== DATA FOR THIS TASK
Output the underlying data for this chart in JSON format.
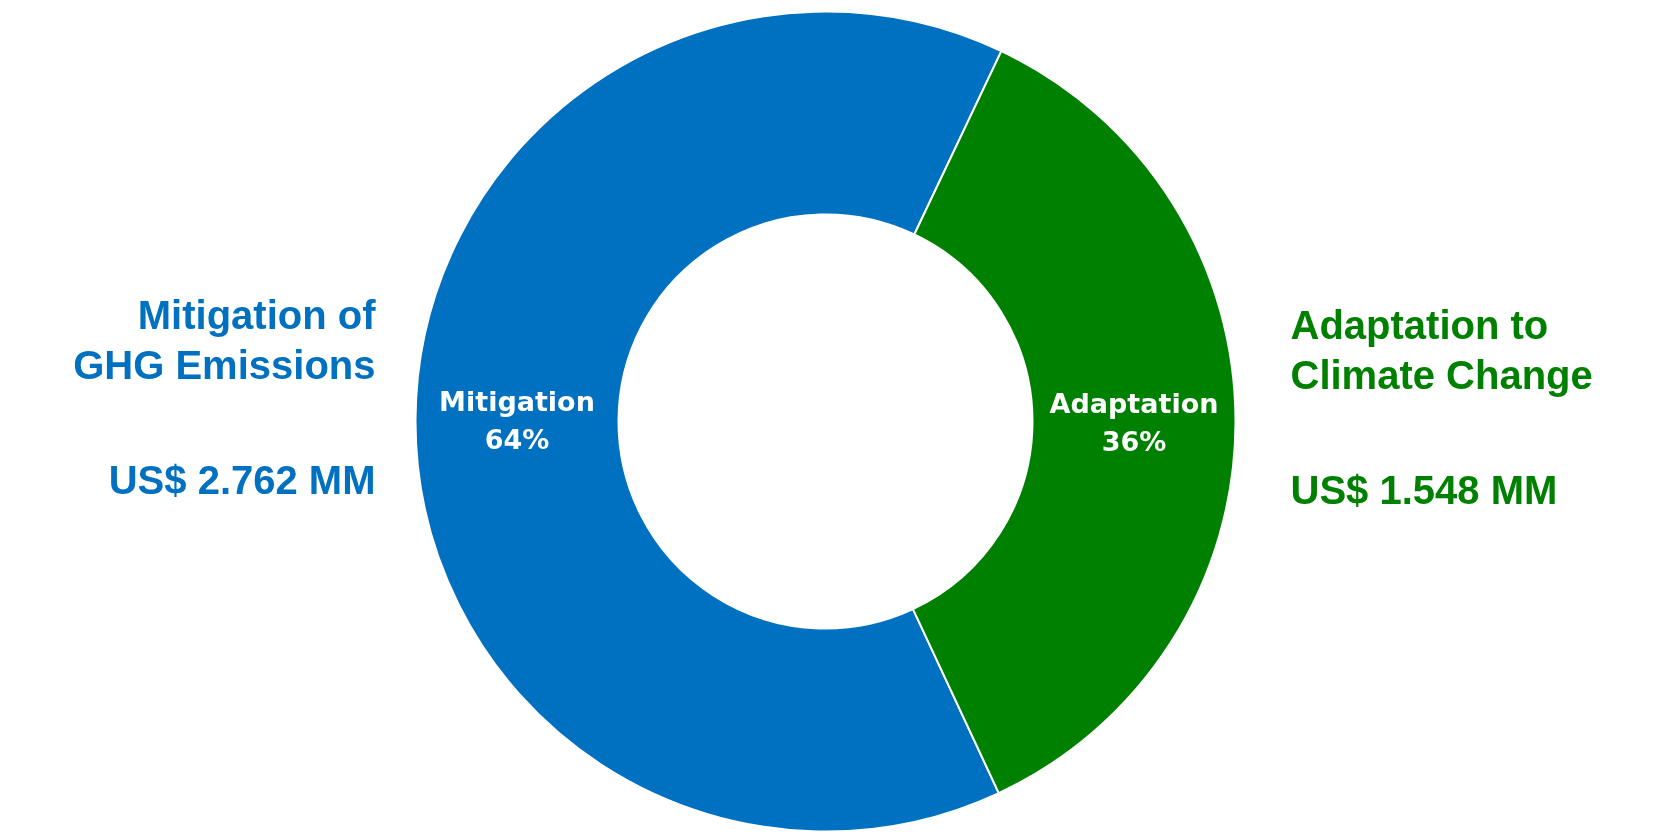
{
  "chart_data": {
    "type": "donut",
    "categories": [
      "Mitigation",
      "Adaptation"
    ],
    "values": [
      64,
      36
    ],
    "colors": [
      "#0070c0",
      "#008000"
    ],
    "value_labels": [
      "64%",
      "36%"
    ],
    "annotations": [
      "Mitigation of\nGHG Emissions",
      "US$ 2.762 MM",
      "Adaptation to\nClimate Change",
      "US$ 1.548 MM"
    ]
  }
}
====
▶ _DIRECTIONS_: Copy the records above exactly. The pictures are not part of the copy.

▶ _FINISHED EXERCISE_:
Output the underlying data for this chart in JSON format.
{
  "chart_data": {
    "type": "donut",
    "categories": [
      "Mitigation",
      "Adaptation"
    ],
    "values": [
      64,
      36
    ],
    "colors": [
      "#0070c0",
      "#008000"
    ],
    "value_labels": [
      "64%",
      "36%"
    ],
    "annotations": [
      "Mitigation of\nGHG Emissions",
      "US$ 2.762 MM",
      "Adaptation to\nClimate Change",
      "US$ 1.548 MM"
    ]
  }
}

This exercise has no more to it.